Copy every record below exactly.

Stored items

______________________________

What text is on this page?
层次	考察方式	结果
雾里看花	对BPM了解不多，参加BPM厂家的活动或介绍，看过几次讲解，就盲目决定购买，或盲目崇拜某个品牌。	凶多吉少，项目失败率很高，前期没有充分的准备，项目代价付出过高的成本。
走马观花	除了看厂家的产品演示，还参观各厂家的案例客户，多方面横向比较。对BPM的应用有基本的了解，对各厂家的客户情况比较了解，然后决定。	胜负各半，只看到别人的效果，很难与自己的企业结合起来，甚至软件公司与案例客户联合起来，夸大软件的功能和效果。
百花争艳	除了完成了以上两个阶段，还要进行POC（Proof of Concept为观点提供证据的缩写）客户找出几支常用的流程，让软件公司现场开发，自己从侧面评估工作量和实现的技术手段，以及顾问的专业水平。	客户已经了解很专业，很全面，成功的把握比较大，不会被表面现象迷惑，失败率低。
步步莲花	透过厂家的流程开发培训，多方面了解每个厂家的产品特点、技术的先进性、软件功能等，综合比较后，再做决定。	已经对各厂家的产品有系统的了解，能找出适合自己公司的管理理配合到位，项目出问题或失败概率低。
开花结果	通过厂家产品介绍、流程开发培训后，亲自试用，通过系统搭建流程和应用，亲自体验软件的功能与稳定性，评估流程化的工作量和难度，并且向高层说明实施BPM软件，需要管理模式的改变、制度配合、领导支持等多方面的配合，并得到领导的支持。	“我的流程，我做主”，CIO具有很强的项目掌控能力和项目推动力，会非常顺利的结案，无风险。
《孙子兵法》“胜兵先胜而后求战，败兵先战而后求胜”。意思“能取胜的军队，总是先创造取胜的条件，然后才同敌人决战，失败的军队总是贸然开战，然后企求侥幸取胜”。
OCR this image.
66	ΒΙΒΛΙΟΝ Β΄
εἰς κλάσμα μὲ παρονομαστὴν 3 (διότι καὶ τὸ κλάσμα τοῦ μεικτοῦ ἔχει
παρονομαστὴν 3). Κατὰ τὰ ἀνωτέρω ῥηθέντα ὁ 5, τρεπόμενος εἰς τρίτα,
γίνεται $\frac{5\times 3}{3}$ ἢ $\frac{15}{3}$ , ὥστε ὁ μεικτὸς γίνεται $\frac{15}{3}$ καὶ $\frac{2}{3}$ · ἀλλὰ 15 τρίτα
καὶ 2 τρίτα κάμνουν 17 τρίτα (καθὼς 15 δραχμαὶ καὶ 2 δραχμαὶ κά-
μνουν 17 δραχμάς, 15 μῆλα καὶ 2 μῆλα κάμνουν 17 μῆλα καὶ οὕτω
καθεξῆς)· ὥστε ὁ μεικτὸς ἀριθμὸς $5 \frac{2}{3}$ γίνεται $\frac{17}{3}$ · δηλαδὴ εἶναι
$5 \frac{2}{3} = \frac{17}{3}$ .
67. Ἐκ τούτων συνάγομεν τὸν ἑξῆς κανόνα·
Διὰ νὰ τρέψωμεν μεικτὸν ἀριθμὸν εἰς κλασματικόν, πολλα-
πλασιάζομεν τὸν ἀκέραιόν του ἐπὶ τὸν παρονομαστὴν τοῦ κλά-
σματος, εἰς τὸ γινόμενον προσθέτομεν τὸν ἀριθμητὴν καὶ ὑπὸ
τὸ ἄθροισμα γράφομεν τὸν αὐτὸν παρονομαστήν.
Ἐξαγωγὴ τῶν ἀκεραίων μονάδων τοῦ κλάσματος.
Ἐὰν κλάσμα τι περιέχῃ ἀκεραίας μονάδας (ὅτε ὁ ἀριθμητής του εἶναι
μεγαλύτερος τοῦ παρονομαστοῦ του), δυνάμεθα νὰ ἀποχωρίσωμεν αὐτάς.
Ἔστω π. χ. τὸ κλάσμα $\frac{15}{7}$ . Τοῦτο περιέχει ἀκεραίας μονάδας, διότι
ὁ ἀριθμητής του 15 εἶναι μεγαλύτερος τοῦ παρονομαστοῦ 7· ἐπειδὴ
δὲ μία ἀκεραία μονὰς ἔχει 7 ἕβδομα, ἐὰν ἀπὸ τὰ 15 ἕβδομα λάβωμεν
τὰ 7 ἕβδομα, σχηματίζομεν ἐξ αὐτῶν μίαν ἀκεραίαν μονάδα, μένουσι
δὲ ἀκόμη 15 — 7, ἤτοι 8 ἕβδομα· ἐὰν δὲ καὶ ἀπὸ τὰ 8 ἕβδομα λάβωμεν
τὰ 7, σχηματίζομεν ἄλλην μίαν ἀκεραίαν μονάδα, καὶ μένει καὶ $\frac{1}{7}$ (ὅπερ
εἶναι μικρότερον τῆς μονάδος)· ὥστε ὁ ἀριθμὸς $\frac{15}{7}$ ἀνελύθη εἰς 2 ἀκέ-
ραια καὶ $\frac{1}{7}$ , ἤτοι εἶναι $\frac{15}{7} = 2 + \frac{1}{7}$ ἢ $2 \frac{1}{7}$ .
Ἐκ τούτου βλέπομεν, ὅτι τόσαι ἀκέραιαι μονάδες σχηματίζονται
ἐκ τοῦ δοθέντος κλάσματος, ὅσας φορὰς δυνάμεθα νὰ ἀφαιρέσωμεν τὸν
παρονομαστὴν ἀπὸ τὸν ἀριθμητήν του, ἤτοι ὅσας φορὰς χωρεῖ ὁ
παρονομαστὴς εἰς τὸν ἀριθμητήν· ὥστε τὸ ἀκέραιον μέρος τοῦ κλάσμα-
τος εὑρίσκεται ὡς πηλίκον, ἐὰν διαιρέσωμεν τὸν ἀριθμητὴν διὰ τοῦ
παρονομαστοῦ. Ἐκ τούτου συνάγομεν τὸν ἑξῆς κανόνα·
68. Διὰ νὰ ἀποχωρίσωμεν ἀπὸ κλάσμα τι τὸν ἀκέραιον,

______________________________

### ANSWER TO THIS EXERCISE
What text is on this page?
层次	考察方式	结果
雾里看花	对BPM了解不多，参加BPM厂家的活动或介绍，看过几次讲解，就盲目决定购买，或盲目崇拜某个品牌。	凶多吉少，项目失败率很高，前期没有充分的准备，项目代价付出过高的成本。
走马观花	除了看厂家的产品演示，还参观各厂家的案例客户，多方面横向比较。对BPM的应用有基本的了解，对各厂家的客户情况比较了解，然后决定。	胜负各半，只看到别人的效果，很难与自己的企业结合起来，甚至软件公司与案例客户联合起来，夸大软件的功能和效果。
百花争艳	除了完成了以上两个阶段，还要进行POC（Proof of Concept为观点提供证据的缩写）客户找出几支常用的流程，让软件公司现场开发，自己从侧面评估工作量和实现的技术手段，以及顾问的专业水平。	客户已经了解很专业，很全面，成功的把握比较大，不会被表面现象迷惑，失败率低。
步步莲花	透过厂家的流程开发培训，多方面了解每个厂家的产品特点、技术的先进性、软件功能等，综合比较后，再做决定。	已经对各厂家的产品有系统的了解，能找出适合自己公司的管理理配合到位，项目出问题或失败概率低。
开花结果	通过厂家产品介绍、流程开发培训后，亲自试用，通过系统搭建流程和应用，亲自体验软件的功能与稳定性，评估流程化的工作量和难度，并且向高层说明实施BPM软件，需要管理模式的改变、制度配合、领导支持等多方面的配合，并得到领导的支持。	“我的流程，我做主”，CIO具有很强的项目掌控能力和项目推动力，会非常顺利的结案，无风险。
《孙子兵法》“胜兵先胜而后求战，败兵先战而后求胜”。意思“能取胜的军队，总是先创造取胜的条件，然后才同敌人决战，失败的军队总是贸然开战，然后企求侥幸取胜”。
OCR this image.
66	ΒΙΒΛΙΟΝ Β΄
εἰς κλάσμα μὲ παρονομαστὴν 3 (διότι καὶ τὸ κλάσμα τοῦ μεικτοῦ ἔχει
παρονομαστὴν 3). Κατὰ τὰ ἀνωτέρω ῥηθέντα ὁ 5, τρεπόμενος εἰς τρίτα,
γίνεται $\frac{5\times 3}{3}$ ἢ $\frac{15}{3}$ , ὥστε ὁ μεικτὸς γίνεται $\frac{15}{3}$ καὶ $\frac{2}{3}$ · ἀλλὰ 15 τρίτα
καὶ 2 τρίτα κάμνουν 17 τρίτα (καθὼς 15 δραχμαὶ καὶ 2 δραχμαὶ κά-
μνουν 17 δραχμάς, 15 μῆλα καὶ 2 μῆλα κάμνουν 17 μῆλα καὶ οὕτω
καθεξῆς)· ὥστε ὁ μεικτὸς ἀριθμὸς $5 \frac{2}{3}$ γίνεται $\frac{17}{3}$ · δηλαδὴ εἶναι
$5 \frac{2}{3} = \frac{17}{3}$ .
67. Ἐκ τούτων συνάγομεν τὸν ἑξῆς κανόνα·
Διὰ νὰ τρέψωμεν μεικτὸν ἀριθμὸν εἰς κλασματικόν, πολλα-
πλασιάζομεν τὸν ἀκέραιόν του ἐπὶ τὸν παρονομαστὴν τοῦ κλά-
σματος, εἰς τὸ γινόμενον προσθέτομεν τὸν ἀριθμητὴν καὶ ὑπὸ
τὸ ἄθροισμα γράφομεν τὸν αὐτὸν παρονομαστήν.
Ἐξαγωγὴ τῶν ἀκεραίων μονάδων τοῦ κλάσματος.
Ἐὰν κλάσμα τι περιέχῃ ἀκεραίας μονάδας (ὅτε ὁ ἀριθμητής του εἶναι
μεγαλύτερος τοῦ παρονομαστοῦ του), δυνάμεθα νὰ ἀποχωρίσωμεν αὐτάς.
Ἔστω π. χ. τὸ κλάσμα $\frac{15}{7}$ . Τοῦτο περιέχει ἀκεραίας μονάδας, διότι
ὁ ἀριθμητής του 15 εἶναι μεγαλύτερος τοῦ παρονομαστοῦ 7· ἐπειδὴ
δὲ μία ἀκεραία μονὰς ἔχει 7 ἕβδομα, ἐὰν ἀπὸ τὰ 15 ἕβδομα λάβωμεν
τὰ 7 ἕβδομα, σχηματίζομεν ἐξ αὐτῶν μίαν ἀκεραίαν μονάδα, μένουσι
δὲ ἀκόμη 15 — 7, ἤτοι 8 ἕβδομα· ἐὰν δὲ καὶ ἀπὸ τὰ 8 ἕβδομα λάβωμεν
τὰ 7, σχηματίζομεν ἄλλην μίαν ἀκεραίαν μονάδα, καὶ μένει καὶ $\frac{1}{7}$ (ὅπερ
εἶναι μικρότερον τῆς μονάδος)· ὥστε ὁ ἀριθμὸς $\frac{15}{7}$ ἀνελύθη εἰς 2 ἀκέ-
ραια καὶ $\frac{1}{7}$ , ἤτοι εἶναι $\frac{15}{7} = 2 + \frac{1}{7}$ ἢ $2 \frac{1}{7}$ .
Ἐκ τούτου βλέπομεν, ὅτι τόσαι ἀκέραιαι μονάδες σχηματίζονται
ἐκ τοῦ δοθέντος κλάσματος, ὅσας φορὰς δυνάμεθα νὰ ἀφαιρέσωμεν τὸν
παρονομαστὴν ἀπὸ τὸν ἀριθμητήν του, ἤτοι ὅσας φορὰς χωρεῖ ὁ
παρονομαστὴς εἰς τὸν ἀριθμητήν· ὥστε τὸ ἀκέραιον μέρος τοῦ κλάσμα-
τος εὑρίσκεται ὡς πηλίκον, ἐὰν διαιρέσωμεν τὸν ἀριθμητὴν διὰ τοῦ
παρονομαστοῦ. Ἐκ τούτου συνάγομεν τὸν ἑξῆς κανόνα·
68. Διὰ νὰ ἀποχωρίσωμεν ἀπὸ κλάσμα τι τὸν ἀκέραιον,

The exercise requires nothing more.